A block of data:
>>>
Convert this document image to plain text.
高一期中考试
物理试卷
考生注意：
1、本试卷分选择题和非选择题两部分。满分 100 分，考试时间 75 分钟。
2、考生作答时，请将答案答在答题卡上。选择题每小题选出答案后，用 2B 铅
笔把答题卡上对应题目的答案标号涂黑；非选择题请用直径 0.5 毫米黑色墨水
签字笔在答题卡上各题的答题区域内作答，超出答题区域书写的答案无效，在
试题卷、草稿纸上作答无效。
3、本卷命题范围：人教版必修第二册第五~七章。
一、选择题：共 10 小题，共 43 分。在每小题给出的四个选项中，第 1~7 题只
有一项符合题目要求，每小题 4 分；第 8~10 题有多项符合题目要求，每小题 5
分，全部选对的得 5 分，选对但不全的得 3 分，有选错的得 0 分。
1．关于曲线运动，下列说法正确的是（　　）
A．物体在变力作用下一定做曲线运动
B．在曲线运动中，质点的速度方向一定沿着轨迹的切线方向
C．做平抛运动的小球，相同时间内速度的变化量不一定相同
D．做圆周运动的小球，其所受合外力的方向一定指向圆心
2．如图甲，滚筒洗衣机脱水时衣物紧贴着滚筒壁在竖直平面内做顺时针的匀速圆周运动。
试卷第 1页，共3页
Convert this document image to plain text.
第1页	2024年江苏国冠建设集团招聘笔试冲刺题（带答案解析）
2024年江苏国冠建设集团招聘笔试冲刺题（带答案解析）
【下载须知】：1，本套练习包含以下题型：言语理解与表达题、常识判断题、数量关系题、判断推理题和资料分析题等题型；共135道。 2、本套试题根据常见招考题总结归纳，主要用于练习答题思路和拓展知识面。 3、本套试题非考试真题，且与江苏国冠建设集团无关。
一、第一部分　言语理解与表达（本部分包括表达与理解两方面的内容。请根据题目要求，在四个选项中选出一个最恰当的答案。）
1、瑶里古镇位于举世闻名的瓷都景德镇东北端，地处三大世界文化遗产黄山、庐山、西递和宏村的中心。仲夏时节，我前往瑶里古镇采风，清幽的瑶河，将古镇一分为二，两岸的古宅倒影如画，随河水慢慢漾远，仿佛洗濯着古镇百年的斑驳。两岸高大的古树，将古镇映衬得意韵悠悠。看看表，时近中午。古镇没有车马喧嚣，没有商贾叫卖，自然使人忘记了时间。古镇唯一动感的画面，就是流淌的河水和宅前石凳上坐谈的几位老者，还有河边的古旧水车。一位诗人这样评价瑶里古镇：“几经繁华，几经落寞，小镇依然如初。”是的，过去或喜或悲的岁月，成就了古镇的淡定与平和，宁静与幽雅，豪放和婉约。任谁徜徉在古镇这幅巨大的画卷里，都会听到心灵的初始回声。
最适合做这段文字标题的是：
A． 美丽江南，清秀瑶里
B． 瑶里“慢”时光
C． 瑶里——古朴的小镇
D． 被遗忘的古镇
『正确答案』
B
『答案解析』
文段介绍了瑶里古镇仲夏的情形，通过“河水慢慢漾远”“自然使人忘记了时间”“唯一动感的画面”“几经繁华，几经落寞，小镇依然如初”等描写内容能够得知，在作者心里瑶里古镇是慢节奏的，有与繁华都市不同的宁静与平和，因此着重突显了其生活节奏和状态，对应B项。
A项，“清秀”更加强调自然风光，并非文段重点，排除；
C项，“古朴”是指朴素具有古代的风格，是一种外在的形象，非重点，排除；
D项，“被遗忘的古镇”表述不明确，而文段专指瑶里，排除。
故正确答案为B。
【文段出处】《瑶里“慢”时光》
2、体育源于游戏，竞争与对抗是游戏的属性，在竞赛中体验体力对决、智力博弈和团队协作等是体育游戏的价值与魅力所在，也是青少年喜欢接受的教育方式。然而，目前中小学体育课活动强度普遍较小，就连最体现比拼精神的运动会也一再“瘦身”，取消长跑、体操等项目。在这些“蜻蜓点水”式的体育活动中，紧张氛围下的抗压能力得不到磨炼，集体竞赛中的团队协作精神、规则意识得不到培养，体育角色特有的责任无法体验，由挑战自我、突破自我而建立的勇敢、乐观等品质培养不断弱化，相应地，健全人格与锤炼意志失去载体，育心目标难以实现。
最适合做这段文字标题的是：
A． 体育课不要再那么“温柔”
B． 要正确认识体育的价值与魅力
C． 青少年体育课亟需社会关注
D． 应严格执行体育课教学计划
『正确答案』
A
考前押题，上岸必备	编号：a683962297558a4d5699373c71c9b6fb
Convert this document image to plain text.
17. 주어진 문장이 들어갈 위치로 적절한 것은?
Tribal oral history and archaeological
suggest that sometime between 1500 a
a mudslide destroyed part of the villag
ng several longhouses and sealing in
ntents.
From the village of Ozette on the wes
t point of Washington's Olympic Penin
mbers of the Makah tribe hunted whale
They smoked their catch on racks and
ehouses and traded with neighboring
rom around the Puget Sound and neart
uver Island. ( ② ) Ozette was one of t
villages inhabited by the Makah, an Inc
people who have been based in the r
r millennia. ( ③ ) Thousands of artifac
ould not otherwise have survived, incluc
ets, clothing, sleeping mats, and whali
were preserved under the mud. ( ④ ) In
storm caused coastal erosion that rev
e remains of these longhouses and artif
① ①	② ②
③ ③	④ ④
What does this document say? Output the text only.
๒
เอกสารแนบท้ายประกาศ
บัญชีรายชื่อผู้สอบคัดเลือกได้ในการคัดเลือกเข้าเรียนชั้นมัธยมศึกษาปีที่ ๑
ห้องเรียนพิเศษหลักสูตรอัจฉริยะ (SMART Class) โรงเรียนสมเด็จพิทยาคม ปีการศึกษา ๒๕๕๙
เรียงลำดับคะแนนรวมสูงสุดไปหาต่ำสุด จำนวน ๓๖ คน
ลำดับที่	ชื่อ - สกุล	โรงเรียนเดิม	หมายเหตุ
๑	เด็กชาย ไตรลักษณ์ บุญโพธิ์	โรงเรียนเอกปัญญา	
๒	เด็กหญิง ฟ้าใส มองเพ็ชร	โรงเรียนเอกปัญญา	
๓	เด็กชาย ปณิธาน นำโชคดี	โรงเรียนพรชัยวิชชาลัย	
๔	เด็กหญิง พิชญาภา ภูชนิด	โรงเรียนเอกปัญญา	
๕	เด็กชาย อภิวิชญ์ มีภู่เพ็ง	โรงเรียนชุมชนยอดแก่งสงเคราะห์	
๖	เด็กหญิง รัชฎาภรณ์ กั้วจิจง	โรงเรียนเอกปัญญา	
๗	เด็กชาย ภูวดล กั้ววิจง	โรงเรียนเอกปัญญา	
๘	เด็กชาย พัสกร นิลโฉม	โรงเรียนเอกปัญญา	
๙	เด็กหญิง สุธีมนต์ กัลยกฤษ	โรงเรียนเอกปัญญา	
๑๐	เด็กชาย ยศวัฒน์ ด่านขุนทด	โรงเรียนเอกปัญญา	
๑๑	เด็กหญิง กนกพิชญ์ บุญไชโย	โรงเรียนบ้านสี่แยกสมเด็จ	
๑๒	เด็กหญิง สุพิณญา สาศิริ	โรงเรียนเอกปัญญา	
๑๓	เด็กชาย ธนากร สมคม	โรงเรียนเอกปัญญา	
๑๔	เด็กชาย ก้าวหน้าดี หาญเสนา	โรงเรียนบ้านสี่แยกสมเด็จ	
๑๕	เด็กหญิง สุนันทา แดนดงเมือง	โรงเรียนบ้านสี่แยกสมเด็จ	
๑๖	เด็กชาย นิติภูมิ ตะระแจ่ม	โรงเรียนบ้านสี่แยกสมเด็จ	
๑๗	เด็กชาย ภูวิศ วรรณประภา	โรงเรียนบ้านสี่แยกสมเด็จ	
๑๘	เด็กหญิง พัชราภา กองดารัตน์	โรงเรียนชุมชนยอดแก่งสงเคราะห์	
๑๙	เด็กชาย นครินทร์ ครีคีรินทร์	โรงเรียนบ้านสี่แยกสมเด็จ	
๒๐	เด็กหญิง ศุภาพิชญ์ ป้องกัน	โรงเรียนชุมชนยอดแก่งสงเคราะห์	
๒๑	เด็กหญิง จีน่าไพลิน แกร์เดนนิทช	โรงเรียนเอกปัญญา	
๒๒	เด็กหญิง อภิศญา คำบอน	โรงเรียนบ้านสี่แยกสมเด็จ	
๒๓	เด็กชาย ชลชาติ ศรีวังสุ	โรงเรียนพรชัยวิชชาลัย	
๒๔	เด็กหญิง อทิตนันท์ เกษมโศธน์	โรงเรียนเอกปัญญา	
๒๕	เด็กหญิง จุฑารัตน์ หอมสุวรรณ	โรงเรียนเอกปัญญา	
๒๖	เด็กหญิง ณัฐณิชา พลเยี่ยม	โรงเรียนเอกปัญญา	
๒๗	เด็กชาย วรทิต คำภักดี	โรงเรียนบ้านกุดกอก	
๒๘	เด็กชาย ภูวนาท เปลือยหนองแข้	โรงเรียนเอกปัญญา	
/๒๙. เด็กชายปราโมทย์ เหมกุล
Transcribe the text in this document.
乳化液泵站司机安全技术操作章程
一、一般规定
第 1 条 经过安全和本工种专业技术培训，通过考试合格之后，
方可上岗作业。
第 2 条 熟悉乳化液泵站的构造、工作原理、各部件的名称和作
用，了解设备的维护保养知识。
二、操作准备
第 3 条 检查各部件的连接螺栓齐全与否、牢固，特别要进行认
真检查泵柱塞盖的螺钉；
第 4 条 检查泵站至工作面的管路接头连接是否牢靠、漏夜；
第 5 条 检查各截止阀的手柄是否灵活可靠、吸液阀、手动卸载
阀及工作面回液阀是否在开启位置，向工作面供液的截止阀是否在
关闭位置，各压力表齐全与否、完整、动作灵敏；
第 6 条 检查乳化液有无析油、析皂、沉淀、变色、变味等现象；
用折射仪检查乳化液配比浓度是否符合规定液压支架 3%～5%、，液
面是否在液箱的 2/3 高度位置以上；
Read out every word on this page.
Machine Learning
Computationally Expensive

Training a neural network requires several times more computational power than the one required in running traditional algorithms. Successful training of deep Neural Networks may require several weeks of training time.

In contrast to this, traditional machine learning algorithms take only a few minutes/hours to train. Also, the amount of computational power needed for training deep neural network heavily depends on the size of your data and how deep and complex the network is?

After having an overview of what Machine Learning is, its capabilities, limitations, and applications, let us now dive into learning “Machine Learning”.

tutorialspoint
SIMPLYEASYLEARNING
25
<<<
#### What you will do:
Scan the material above. Return every line containing the string "มชนยอดแก".

#### Finished task:
๕	เด็กชาย อภิวิชญ์ มีภู่เพ็ง	โรงเรียนชุมชนยอดแก่งสงเคราะห์	
๑๘	เด็กหญิง พัชราภา กองดารัตน์	โรงเรียนชุมชนยอดแก่งสงเคราะห์	
๒๐	เด็กหญิง ศุภาพิชญ์ ป้องกัน	โรงเรียนชุมชนยอดแก่งสงเคราะห์	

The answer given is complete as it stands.